Saved data entries:

┌──

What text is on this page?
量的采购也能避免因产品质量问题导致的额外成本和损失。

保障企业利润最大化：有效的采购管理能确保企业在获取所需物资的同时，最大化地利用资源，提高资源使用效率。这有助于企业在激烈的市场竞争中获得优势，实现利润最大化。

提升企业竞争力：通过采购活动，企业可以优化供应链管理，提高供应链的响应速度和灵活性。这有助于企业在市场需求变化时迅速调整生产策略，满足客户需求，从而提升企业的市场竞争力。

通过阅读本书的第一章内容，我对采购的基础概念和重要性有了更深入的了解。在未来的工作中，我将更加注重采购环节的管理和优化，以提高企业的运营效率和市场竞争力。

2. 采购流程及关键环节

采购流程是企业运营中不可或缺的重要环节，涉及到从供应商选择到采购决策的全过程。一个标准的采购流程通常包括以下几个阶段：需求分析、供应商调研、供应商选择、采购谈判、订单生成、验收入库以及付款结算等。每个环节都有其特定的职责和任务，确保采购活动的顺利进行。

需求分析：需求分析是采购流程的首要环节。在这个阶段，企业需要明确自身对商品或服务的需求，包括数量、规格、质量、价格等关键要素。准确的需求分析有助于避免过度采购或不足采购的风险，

└──

Extract every line above exactly as it stands.

What text is on this page?
量的采购也能避免因产品质量问题导致的额外成本和损失。

保障企业利润最大化：有效的采购管理能确保企业在获取所需物资的同时，最大化地利用资源，提高资源使用效率。这有助于企业在激烈的市场竞争中获得优势，实现利润最大化。

提升企业竞争力：通过采购活动，企业可以优化供应链管理，提高供应链的响应速度和灵活性。这有助于企业在市场需求变化时迅速调整生产策略，满足客户需求，从而提升企业的市场竞争力。

通过阅读本书的第一章内容，我对采购的基础概念和重要性有了更深入的了解。在未来的工作中，我将更加注重采购环节的管理和优化，以提高企业的运营效率和市场竞争力。

2. 采购流程及关键环节

采购流程是企业运营中不可或缺的重要环节，涉及到从供应商选择到采购决策的全过程。一个标准的采购流程通常包括以下几个阶段：需求分析、供应商调研、供应商选择、采购谈判、订单生成、验收入库以及付款结算等。每个环节都有其特定的职责和任务，确保采购活动的顺利进行。

需求分析：需求分析是采购流程的首要环节。在这个阶段，企业需要明确自身对商品或服务的需求，包括数量、规格、质量、价格等关键要素。准确的需求分析有助于避免过度采购或不足采购的风险，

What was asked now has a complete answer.